- SET EXERCISE -
Go through the material below and copy each line where the word "this" appears.

— begin GIVEN RECORDS —

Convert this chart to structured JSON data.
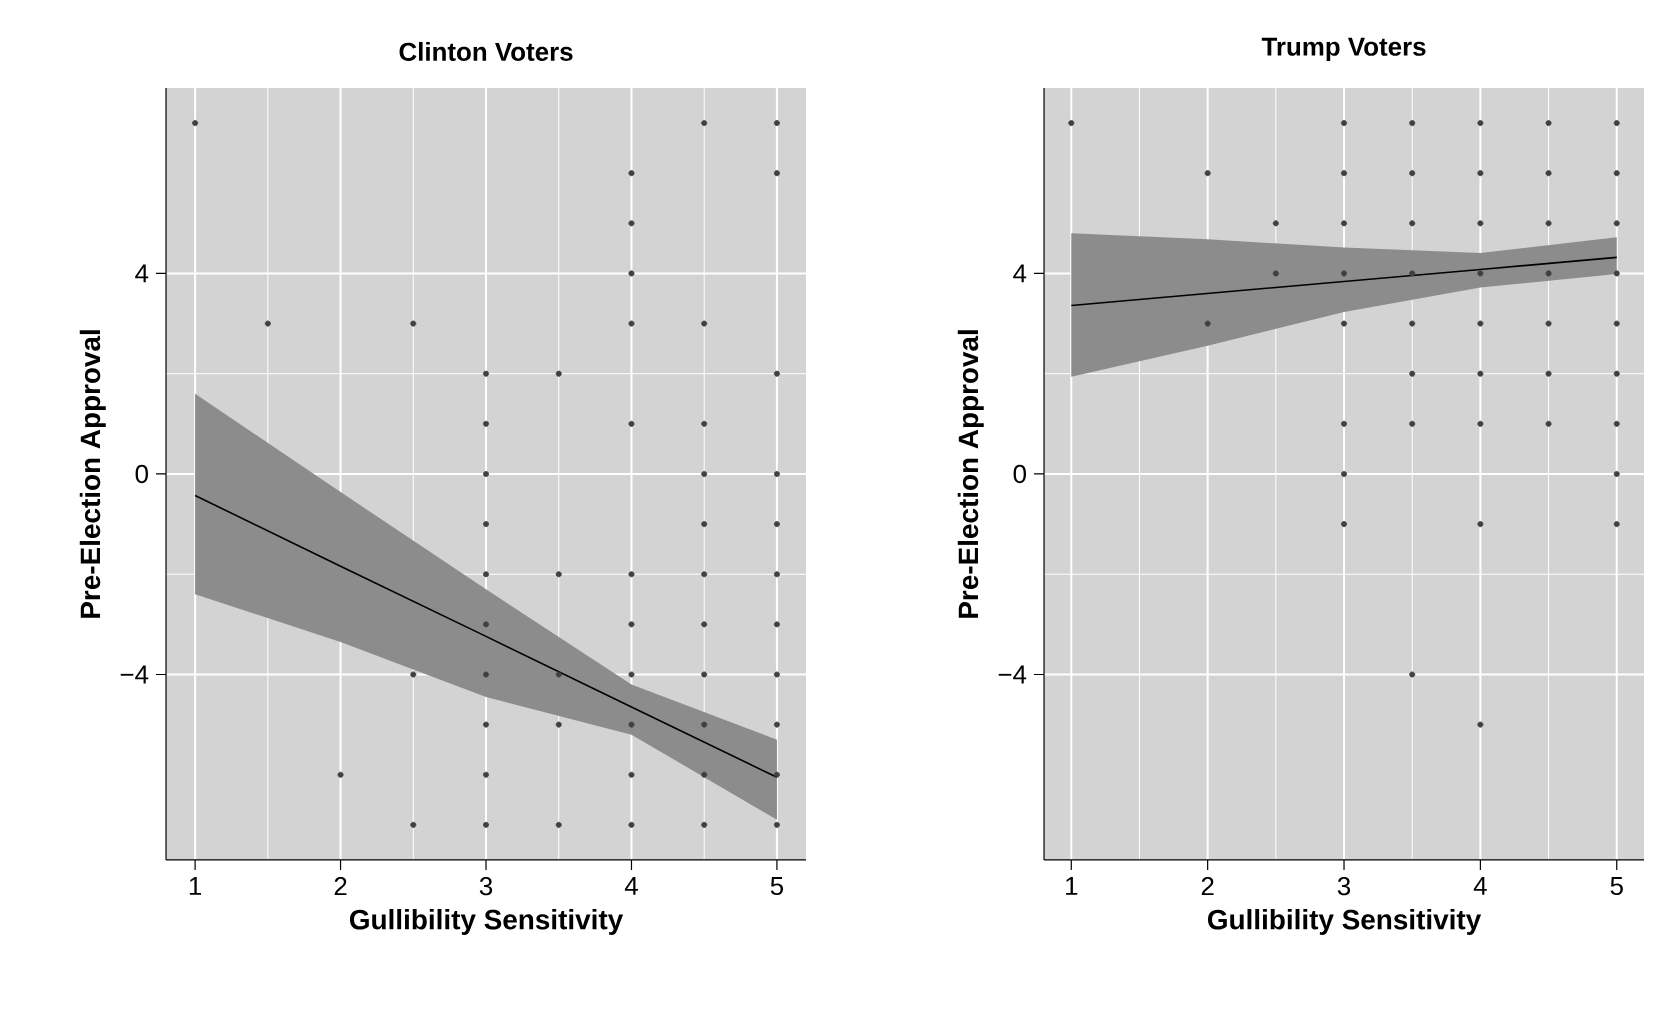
{
  "chart_data": [
    {
      "type": "scatter",
      "title": "Clinton Voters",
      "xlabel": "Gullibility Sensitivity",
      "ylabel": "Pre-Election Approval",
      "xlim": [
        0.8,
        5.2
      ],
      "ylim": [
        -7.7,
        7.7
      ],
      "xticks": [
        1,
        2,
        3,
        4,
        5
      ],
      "yticks": [
        {
          "value": -4,
          "label": "−4"
        },
        0,
        4
      ],
      "grid": true,
      "series": [
        {
          "type": "scatter",
          "marker": "circle",
          "color": "#404040",
          "x": [
            1,
            1.5,
            2,
            2.5,
            2.5,
            2.5,
            3,
            3,
            3,
            3,
            3,
            3,
            3,
            3,
            3,
            3,
            3.5,
            3.5,
            3.5,
            3.5,
            3.5,
            4,
            4,
            4,
            4,
            4,
            4,
            4,
            4,
            4,
            4,
            4,
            4.5,
            4.5,
            4.5,
            4.5,
            4.5,
            4.5,
            4.5,
            4.5,
            4.5,
            4.5,
            4.5,
            5,
            5,
            5,
            5,
            5,
            5,
            5,
            5,
            5,
            5,
            5
          ],
          "values": [
            7,
            3,
            -6,
            3,
            -4,
            -7,
            2,
            1,
            0,
            -1,
            -2,
            -3,
            -4,
            -5,
            -6,
            -7,
            2,
            -2,
            -4,
            -5,
            -7,
            6,
            5,
            4,
            3,
            1,
            -2,
            -3,
            -4,
            -5,
            -6,
            -7,
            7,
            3,
            1,
            0,
            -1,
            -2,
            -3,
            -4,
            -5,
            -6,
            -7,
            7,
            6,
            2,
            0,
            -1,
            -2,
            -3,
            -4,
            -5,
            -6,
            -7
          ]
        },
        {
          "type": "line",
          "marker": "none",
          "color": "#000000",
          "x": [
            1,
            2,
            3,
            4,
            5
          ],
          "values": [
            -0.43,
            -1.84,
            -3.24,
            -4.65,
            -6.05
          ],
          "lower": [
            -2.4,
            -3.35,
            -4.45,
            -5.2,
            -6.9
          ],
          "upper": [
            1.6,
            -0.36,
            -2.3,
            -4.2,
            -5.3
          ]
        }
      ]
    },
    {
      "type": "scatter",
      "title": "Trump Voters",
      "xlabel": "Gullibility Sensitivity",
      "ylabel": "Pre-Election Approval",
      "xlim": [
        0.8,
        5.2
      ],
      "ylim": [
        -7.7,
        7.7
      ],
      "xticks": [
        1,
        2,
        3,
        4,
        5
      ],
      "yticks": [
        {
          "value": -4,
          "label": "−4"
        },
        0,
        4
      ],
      "grid": true,
      "series": [
        {
          "type": "scatter",
          "marker": "circle",
          "color": "#404040",
          "x": [
            1,
            2,
            2,
            2.5,
            2.5,
            3,
            3,
            3,
            3,
            3,
            3,
            3,
            3,
            3.5,
            3.5,
            3.5,
            3.5,
            3.5,
            3.5,
            3.5,
            3.5,
            4,
            4,
            4,
            4,
            4,
            4,
            4,
            4,
            4,
            4.5,
            4.5,
            4.5,
            4.5,
            4.5,
            4.5,
            4.5,
            5,
            5,
            5,
            5,
            5,
            5,
            5,
            5,
            5
          ],
          "values": [
            7,
            6,
            3,
            5,
            4,
            7,
            6,
            5,
            4,
            3,
            1,
            0,
            -1,
            7,
            6,
            5,
            4,
            3,
            2,
            1,
            -4,
            7,
            6,
            5,
            4,
            3,
            2,
            1,
            -1,
            -5,
            7,
            6,
            5,
            4,
            3,
            2,
            1,
            7,
            6,
            5,
            4,
            3,
            2,
            1,
            0,
            -1
          ]
        },
        {
          "type": "line",
          "marker": "none",
          "color": "#000000",
          "x": [
            1,
            2,
            3,
            4,
            5
          ],
          "values": [
            3.36,
            3.6,
            3.84,
            4.08,
            4.32
          ],
          "lower": [
            1.94,
            2.56,
            3.23,
            3.72,
            3.99
          ],
          "upper": [
            4.8,
            4.68,
            4.52,
            4.41,
            4.72
          ]
        }
      ]
    }
  ]
}
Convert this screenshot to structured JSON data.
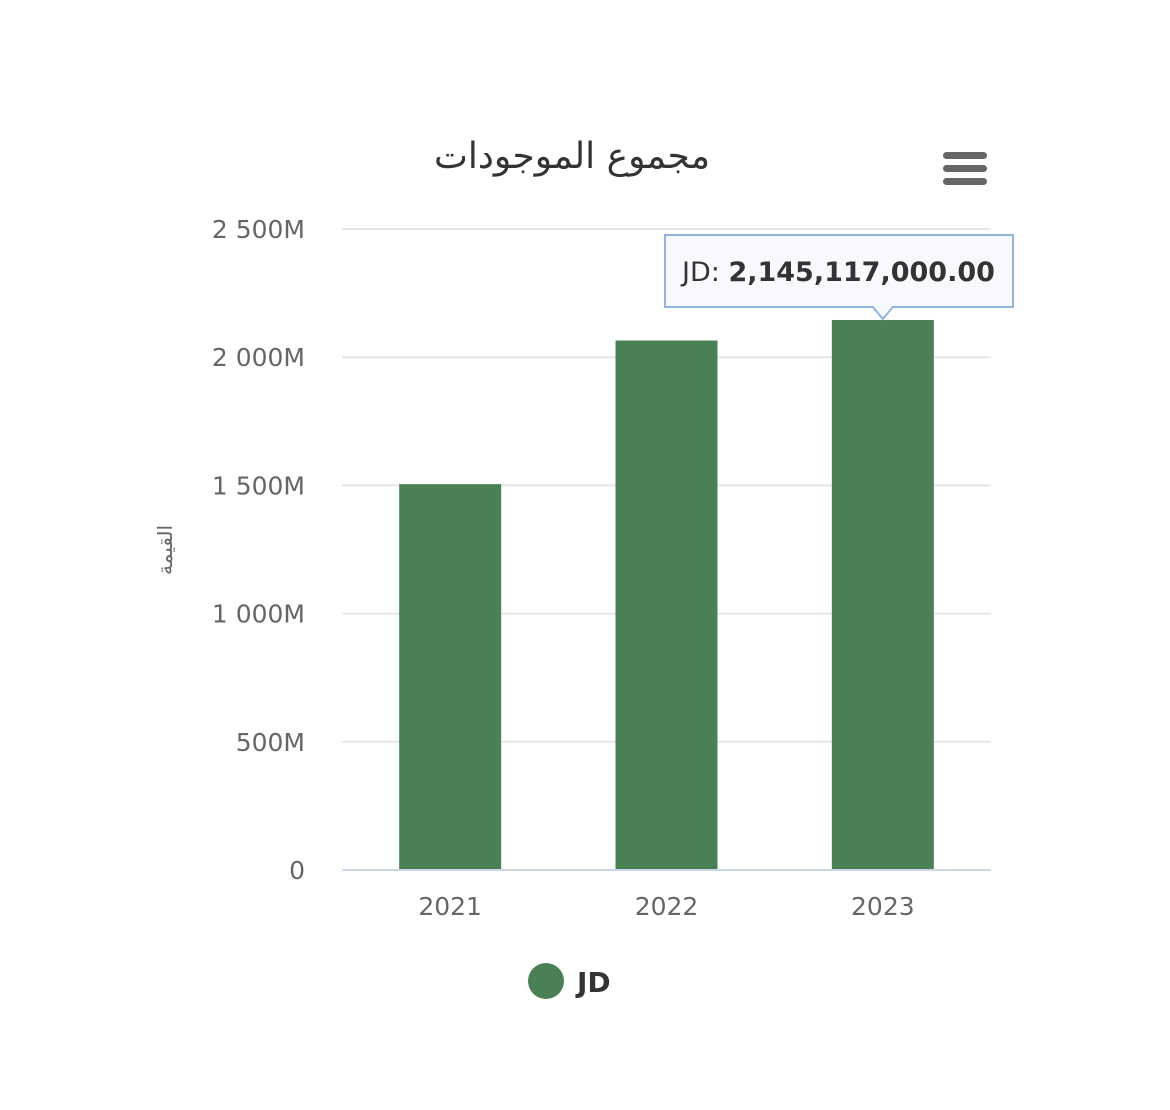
{
  "chart_data": {
    "type": "bar",
    "title": "مجموع الموجودات",
    "ylabel": "القيمة",
    "xlabel": "",
    "categories": [
      "2021",
      "2022",
      "2023"
    ],
    "series": [
      {
        "name": "JD",
        "color": "#4a8154",
        "values": [
          1505000000,
          2065000000,
          2145117000
        ]
      }
    ],
    "ylim": [
      0,
      2500000000
    ],
    "yticks": [
      0,
      500000000,
      1000000000,
      1500000000,
      2000000000,
      2500000000
    ],
    "ytick_labels": [
      "0",
      "500M",
      "1 000M",
      "1 500M",
      "2 000M",
      "2 500M"
    ],
    "grid": true,
    "legend": {
      "placement": "bottom-center",
      "label": "JD"
    },
    "tooltip": {
      "category": "2023",
      "series_label": "JD: ",
      "value_text": "2,145,117,000.00"
    }
  },
  "icons": {
    "menu": "hamburger-menu-icon"
  }
}
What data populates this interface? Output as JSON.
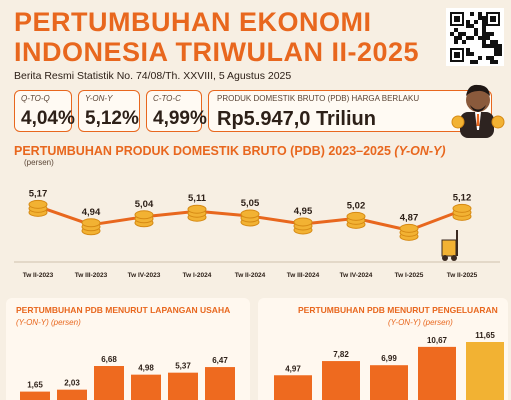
{
  "header": {
    "title_line1": "PERTUMBUHAN EKONOMI",
    "title_line2": "INDONESIA TRIWULAN II-2025",
    "subtitle": "Berita Resmi Statistik No. 74/08/Th. XXVIII, 5 Agustus 2025"
  },
  "indicators": [
    {
      "label": "Q-TO-Q",
      "value": "4,04%"
    },
    {
      "label": "Y-ON-Y",
      "value": "5,12%"
    },
    {
      "label": "C-TO-C",
      "value": "4,99%"
    }
  ],
  "pdb": {
    "label": "PRODUK DOMESTIK BRUTO (PDB) HARGA BERLAKU",
    "value": "Rp5.947,0 Triliun"
  },
  "colors": {
    "accent": "#e8671e",
    "coin": "#f2b233",
    "coin_dark": "#d68a14",
    "bar_orange": "#ee6a1f",
    "bar_gold": "#f2b233",
    "background": "#f7efe3"
  },
  "chart_data": [
    {
      "type": "line",
      "title": "PERTUMBUHAN PRODUK DOMESTIK BRUTO (PDB) 2023–2025",
      "title_suffix": "(Y-ON-Y)",
      "unit": "(persen)",
      "categories": [
        "Tw II-2023",
        "Tw III-2023",
        "Tw IV-2023",
        "Tw I-2024",
        "Tw II-2024",
        "Tw III-2024",
        "Tw IV-2024",
        "Tw I-2025",
        "Tw II-2025"
      ],
      "values": [
        5.17,
        4.94,
        5.04,
        5.11,
        5.05,
        4.95,
        5.02,
        4.87,
        5.12
      ],
      "labels": [
        "5,17",
        "4,94",
        "5,04",
        "5,11",
        "5,05",
        "4,95",
        "5,02",
        "4,87",
        "5,12"
      ]
    },
    {
      "type": "bar",
      "title": "PERTUMBUHAN PDB MENURUT LAPANGAN USAHA",
      "subtitle": "(Y-ON-Y) (persen)",
      "values": [
        1.65,
        2.03,
        6.68,
        4.98,
        5.37,
        6.47
      ],
      "labels": [
        "1,65",
        "2,03",
        "6,68",
        "4,98",
        "5,37",
        "6,47"
      ]
    },
    {
      "type": "bar",
      "title": "PERTUMBUHAN PDB MENURUT PENGELUARAN",
      "subtitle": "(Y-ON-Y) (persen)",
      "values": [
        4.97,
        7.82,
        6.99,
        10.67,
        11.65
      ],
      "labels": [
        "4,97",
        "7,82",
        "6,99",
        "10,67",
        "11,65"
      ]
    }
  ]
}
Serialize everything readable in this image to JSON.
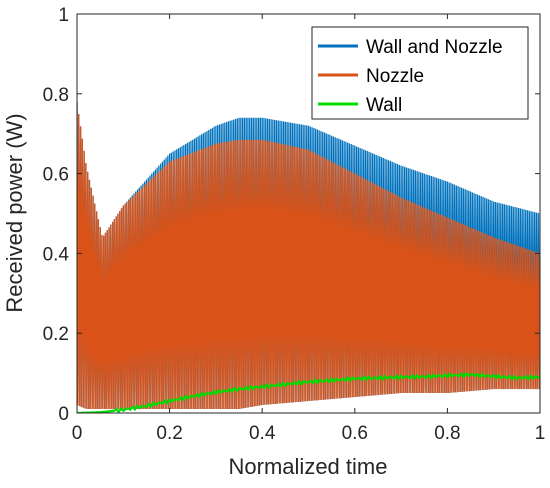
{
  "chart_data": {
    "type": "line",
    "xlabel": "Normalized time",
    "ylabel": "Received power (W)",
    "xlim": [
      0,
      1
    ],
    "ylim": [
      0,
      1
    ],
    "xticks": [
      0,
      0.2,
      0.4,
      0.6,
      0.8,
      1
    ],
    "yticks": [
      0,
      0.2,
      0.4,
      0.6,
      0.8,
      1
    ],
    "xtick_labels": [
      "0",
      "0.2",
      "0.4",
      "0.6",
      "0.8",
      "1"
    ],
    "ytick_labels": [
      "0",
      "0.2",
      "0.4",
      "0.6",
      "0.8",
      "1"
    ],
    "grid": false,
    "legend_position": "top-right",
    "oscillation_note_free": true,
    "series": [
      {
        "name": "Wall and Nozzle",
        "color": "#0072BD",
        "envelope_x": [
          0,
          0.02,
          0.055,
          0.1,
          0.2,
          0.3,
          0.35,
          0.4,
          0.5,
          0.6,
          0.7,
          0.8,
          0.9,
          1.0
        ],
        "upper": [
          0.78,
          0.62,
          0.44,
          0.52,
          0.65,
          0.72,
          0.74,
          0.74,
          0.72,
          0.67,
          0.62,
          0.58,
          0.53,
          0.5
        ],
        "lower": [
          0.02,
          0.01,
          0.01,
          0.01,
          0.01,
          0.01,
          0.01,
          0.02,
          0.03,
          0.04,
          0.05,
          0.05,
          0.06,
          0.06
        ]
      },
      {
        "name": "Nozzle",
        "color": "#D95319",
        "envelope_x": [
          0,
          0.02,
          0.055,
          0.1,
          0.2,
          0.3,
          0.35,
          0.4,
          0.5,
          0.6,
          0.7,
          0.8,
          0.9,
          1.0
        ],
        "upper": [
          0.78,
          0.62,
          0.44,
          0.52,
          0.63,
          0.675,
          0.685,
          0.685,
          0.66,
          0.6,
          0.54,
          0.49,
          0.44,
          0.4
        ],
        "lower": [
          0.02,
          0.01,
          0.01,
          0.01,
          0.01,
          0.01,
          0.01,
          0.02,
          0.03,
          0.04,
          0.05,
          0.05,
          0.06,
          0.06
        ]
      },
      {
        "name": "Wall",
        "color": "#00DD00",
        "x": [
          0,
          0.05,
          0.1,
          0.15,
          0.2,
          0.25,
          0.3,
          0.35,
          0.4,
          0.45,
          0.5,
          0.55,
          0.6,
          0.65,
          0.7,
          0.75,
          0.8,
          0.85,
          0.9,
          0.95,
          1.0
        ],
        "y": [
          0.0,
          0.002,
          0.008,
          0.018,
          0.03,
          0.042,
          0.052,
          0.06,
          0.066,
          0.072,
          0.078,
          0.082,
          0.086,
          0.088,
          0.09,
          0.091,
          0.094,
          0.096,
          0.092,
          0.088,
          0.09
        ]
      }
    ]
  }
}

— end GIVEN RECORDS —

- EXERCISE ANSWER -
Convert this chart to structured JSON data.
Convert this screenshot to structured JSON data.
What data populates this interface? Output as JSON.
Serialize everything readable in this image to JSON.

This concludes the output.